#### STORED ROWS ####

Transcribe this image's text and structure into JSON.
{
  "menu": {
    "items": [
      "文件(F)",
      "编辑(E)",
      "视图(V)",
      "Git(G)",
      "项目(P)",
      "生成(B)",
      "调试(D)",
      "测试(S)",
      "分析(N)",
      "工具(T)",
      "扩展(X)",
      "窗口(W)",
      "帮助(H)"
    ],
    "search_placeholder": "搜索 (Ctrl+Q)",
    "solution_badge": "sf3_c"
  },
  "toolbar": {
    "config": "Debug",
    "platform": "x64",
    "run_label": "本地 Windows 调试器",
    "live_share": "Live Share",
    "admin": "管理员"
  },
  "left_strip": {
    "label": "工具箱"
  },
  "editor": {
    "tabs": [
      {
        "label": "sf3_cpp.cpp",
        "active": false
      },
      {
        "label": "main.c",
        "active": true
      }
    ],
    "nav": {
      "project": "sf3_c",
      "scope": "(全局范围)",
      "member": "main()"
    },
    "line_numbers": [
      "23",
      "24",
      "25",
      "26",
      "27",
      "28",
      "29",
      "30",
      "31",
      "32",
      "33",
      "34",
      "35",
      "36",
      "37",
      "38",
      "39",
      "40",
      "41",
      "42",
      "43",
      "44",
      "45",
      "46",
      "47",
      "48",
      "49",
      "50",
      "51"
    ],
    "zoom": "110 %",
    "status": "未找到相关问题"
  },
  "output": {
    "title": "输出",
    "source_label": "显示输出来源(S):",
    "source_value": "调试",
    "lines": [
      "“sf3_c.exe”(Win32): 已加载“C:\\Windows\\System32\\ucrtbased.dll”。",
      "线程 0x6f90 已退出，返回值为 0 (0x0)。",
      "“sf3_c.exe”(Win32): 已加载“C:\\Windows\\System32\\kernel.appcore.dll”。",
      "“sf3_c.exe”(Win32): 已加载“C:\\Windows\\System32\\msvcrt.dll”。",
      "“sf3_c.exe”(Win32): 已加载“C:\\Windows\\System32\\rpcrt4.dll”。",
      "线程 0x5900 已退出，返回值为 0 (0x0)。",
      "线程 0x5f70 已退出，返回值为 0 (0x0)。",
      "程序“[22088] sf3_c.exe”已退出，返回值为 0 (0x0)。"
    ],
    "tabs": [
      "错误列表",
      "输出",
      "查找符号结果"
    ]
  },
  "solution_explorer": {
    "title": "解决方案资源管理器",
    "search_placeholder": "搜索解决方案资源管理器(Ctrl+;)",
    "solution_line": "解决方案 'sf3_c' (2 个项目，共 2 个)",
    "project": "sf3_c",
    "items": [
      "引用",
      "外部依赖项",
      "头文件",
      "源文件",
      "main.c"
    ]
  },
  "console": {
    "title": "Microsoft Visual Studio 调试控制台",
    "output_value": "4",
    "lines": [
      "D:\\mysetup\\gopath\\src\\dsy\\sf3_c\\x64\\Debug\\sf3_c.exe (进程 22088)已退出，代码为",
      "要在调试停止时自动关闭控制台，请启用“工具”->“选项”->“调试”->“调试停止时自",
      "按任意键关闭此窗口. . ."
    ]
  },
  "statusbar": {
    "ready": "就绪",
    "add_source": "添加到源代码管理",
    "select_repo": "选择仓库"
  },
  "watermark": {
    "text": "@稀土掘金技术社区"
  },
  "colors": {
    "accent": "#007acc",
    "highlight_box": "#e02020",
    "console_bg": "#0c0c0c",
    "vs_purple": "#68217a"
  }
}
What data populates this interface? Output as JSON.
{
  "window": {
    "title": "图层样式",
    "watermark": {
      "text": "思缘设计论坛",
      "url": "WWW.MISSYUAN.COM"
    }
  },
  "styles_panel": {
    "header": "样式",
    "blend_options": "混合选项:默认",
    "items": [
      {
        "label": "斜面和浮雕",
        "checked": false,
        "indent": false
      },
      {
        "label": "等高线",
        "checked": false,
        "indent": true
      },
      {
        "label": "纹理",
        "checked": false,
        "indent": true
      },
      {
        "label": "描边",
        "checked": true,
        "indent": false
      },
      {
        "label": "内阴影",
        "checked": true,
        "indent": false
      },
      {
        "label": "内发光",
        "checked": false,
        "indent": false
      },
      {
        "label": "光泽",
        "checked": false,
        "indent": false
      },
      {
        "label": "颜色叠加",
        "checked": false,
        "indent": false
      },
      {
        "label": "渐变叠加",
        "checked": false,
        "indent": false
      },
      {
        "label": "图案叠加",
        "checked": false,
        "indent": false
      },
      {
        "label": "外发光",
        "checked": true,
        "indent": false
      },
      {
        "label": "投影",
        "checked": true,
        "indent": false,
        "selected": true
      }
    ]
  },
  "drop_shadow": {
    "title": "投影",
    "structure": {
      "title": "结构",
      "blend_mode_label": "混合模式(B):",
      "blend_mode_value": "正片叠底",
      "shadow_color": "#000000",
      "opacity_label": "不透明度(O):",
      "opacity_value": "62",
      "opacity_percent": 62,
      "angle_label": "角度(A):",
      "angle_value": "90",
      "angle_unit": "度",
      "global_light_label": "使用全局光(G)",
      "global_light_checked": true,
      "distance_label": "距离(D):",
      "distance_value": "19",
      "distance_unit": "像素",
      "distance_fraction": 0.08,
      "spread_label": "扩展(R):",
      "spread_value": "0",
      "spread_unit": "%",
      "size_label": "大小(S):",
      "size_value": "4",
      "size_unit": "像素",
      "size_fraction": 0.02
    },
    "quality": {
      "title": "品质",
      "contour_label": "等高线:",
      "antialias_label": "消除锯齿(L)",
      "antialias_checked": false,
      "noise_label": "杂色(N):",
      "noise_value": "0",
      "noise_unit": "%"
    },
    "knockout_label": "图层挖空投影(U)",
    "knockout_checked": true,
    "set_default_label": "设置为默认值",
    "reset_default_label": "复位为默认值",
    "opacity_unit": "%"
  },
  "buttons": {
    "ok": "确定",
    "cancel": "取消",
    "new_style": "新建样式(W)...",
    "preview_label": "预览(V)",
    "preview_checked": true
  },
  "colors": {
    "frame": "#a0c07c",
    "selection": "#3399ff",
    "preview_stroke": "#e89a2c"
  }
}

####

**EXERCISE AIM:**
Transcribe the full listing above without leaving anything out.

**RESULT BELOW:**
Transcribe this image's text and structure into JSON.
{
  "menu": {
    "items": [
      "文件(F)",
      "编辑(E)",
      "视图(V)",
      "Git(G)",
      "项目(P)",
      "生成(B)",
      "调试(D)",
      "测试(S)",
      "分析(N)",
      "工具(T)",
      "扩展(X)",
      "窗口(W)",
      "帮助(H)"
    ],
    "search_placeholder": "搜索 (Ctrl+Q)",
    "solution_badge": "sf3_c"
  },
  "toolbar": {
    "config": "Debug",
    "platform": "x64",
    "run_label": "本地 Windows 调试器",
    "live_share": "Live Share",
    "admin": "管理员"
  },
  "left_strip": {
    "label": "工具箱"
  },
  "editor": {
    "tabs": [
      {
        "label": "sf3_cpp.cpp",
        "active": false
      },
      {
        "label": "main.c",
        "active": true
      }
    ],
    "nav": {
      "project": "sf3_c",
      "scope": "(全局范围)",
      "member": "main()"
    },
    "line_numbers": [
      "23",
      "24",
      "25",
      "26",
      "27",
      "28",
      "29",
      "30",
      "31",
      "32",
      "33",
      "34",
      "35",
      "36",
      "37",
      "38",
      "39",
      "40",
      "41",
      "42",
      "43",
      "44",
      "45",
      "46",
      "47",
      "48",
      "49",
      "50",
      "51"
    ],
    "zoom": "110 %",
    "status": "未找到相关问题"
  },
  "output": {
    "title": "输出",
    "source_label": "显示输出来源(S):",
    "source_value": "调试",
    "lines": [
      "“sf3_c.exe”(Win32): 已加载“C:\\Windows\\System32\\ucrtbased.dll”。",
      "线程 0x6f90 已退出，返回值为 0 (0x0)。",
      "“sf3_c.exe”(Win32): 已加载“C:\\Windows\\System32\\kernel.appcore.dll”。",
      "“sf3_c.exe”(Win32): 已加载“C:\\Windows\\System32\\msvcrt.dll”。",
      "“sf3_c.exe”(Win32): 已加载“C:\\Windows\\System32\\rpcrt4.dll”。",
      "线程 0x5900 已退出，返回值为 0 (0x0)。",
      "线程 0x5f70 已退出，返回值为 0 (0x0)。",
      "程序“[22088] sf3_c.exe”已退出，返回值为 0 (0x0)。"
    ],
    "tabs": [
      "错误列表",
      "输出",
      "查找符号结果"
    ]
  },
  "solution_explorer": {
    "title": "解决方案资源管理器",
    "search_placeholder": "搜索解决方案资源管理器(Ctrl+;)",
    "solution_line": "解决方案 'sf3_c' (2 个项目，共 2 个)",
    "project": "sf3_c",
    "items": [
      "引用",
      "外部依赖项",
      "头文件",
      "源文件",
      "main.c"
    ]
  },
  "console": {
    "title": "Microsoft Visual Studio 调试控制台",
    "output_value": "4",
    "lines": [
      "D:\\mysetup\\gopath\\src\\dsy\\sf3_c\\x64\\Debug\\sf3_c.exe (进程 22088)已退出，代码为",
      "要在调试停止时自动关闭控制台，请启用“工具”->“选项”->“调试”->“调试停止时自",
      "按任意键关闭此窗口. . ."
    ]
  },
  "statusbar": {
    "ready": "就绪",
    "add_source": "添加到源代码管理",
    "select_repo": "选择仓库"
  },
  "watermark": {
    "text": "@稀土掘金技术社区"
  },
  "colors": {
    "accent": "#007acc",
    "highlight_box": "#e02020",
    "console_bg": "#0c0c0c",
    "vs_purple": "#68217a"
  }
}
What data populates this interface? Output as JSON.
{
  "window": {
    "title": "图层样式",
    "watermark": {
      "text": "思缘设计论坛",
      "url": "WWW.MISSYUAN.COM"
    }
  },
  "styles_panel": {
    "header": "样式",
    "blend_options": "混合选项:默认",
    "items": [
      {
        "label": "斜面和浮雕",
        "checked": false,
        "indent": false
      },
      {
        "label": "等高线",
        "checked": false,
        "indent": true
      },
      {
        "label": "纹理",
        "checked": false,
        "indent": true
      },
      {
        "label": "描边",
        "checked": true,
        "indent": false
      },
      {
        "label": "内阴影",
        "checked": true,
        "indent": false
      },
      {
        "label": "内发光",
        "checked": false,
        "indent": false
      },
      {
        "label": "光泽",
        "checked": false,
        "indent": false
      },
      {
        "label": "颜色叠加",
        "checked": false,
        "indent": false
      },
      {
        "label": "渐变叠加",
        "checked": false,
        "indent": false
      },
      {
        "label": "图案叠加",
        "checked": false,
        "indent": false
      },
      {
        "label": "外发光",
        "checked": true,
        "indent": false
      },
      {
        "label": "投影",
        "checked": true,
        "indent": false,
        "selected": true
      }
    ]
  },
  "drop_shadow": {
    "title": "投影",
    "structure": {
      "title": "结构",
      "blend_mode_label": "混合模式(B):",
      "blend_mode_value": "正片叠底",
      "shadow_color": "#000000",
      "opacity_label": "不透明度(O):",
      "opacity_value": "62",
      "opacity_percent": 62,
      "angle_label": "角度(A):",
      "angle_value": "90",
      "angle_unit": "度",
      "global_light_label": "使用全局光(G)",
      "global_light_checked": true,
      "distance_label": "距离(D):",
      "distance_value": "19",
      "distance_unit": "像素",
      "distance_fraction": 0.08,
      "spread_label": "扩展(R):",
      "spread_value": "0",
      "spread_unit": "%",
      "size_label": "大小(S):",
      "size_value": "4",
      "size_unit": "像素",
      "size_fraction": 0.02
    },
    "quality": {
      "title": "品质",
      "contour_label": "等高线:",
      "antialias_label": "消除锯齿(L)",
      "antialias_checked": false,
      "noise_label": "杂色(N):",
      "noise_value": "0",
      "noise_unit": "%"
    },
    "knockout_label": "图层挖空投影(U)",
    "knockout_checked": true,
    "set_default_label": "设置为默认值",
    "reset_default_label": "复位为默认值",
    "opacity_unit": "%"
  },
  "buttons": {
    "ok": "确定",
    "cancel": "取消",
    "new_style": "新建样式(W)...",
    "preview_label": "预览(V)",
    "preview_checked": true
  },
  "colors": {
    "frame": "#a0c07c",
    "selection": "#3399ff",
    "preview_stroke": "#e89a2c"
  }
}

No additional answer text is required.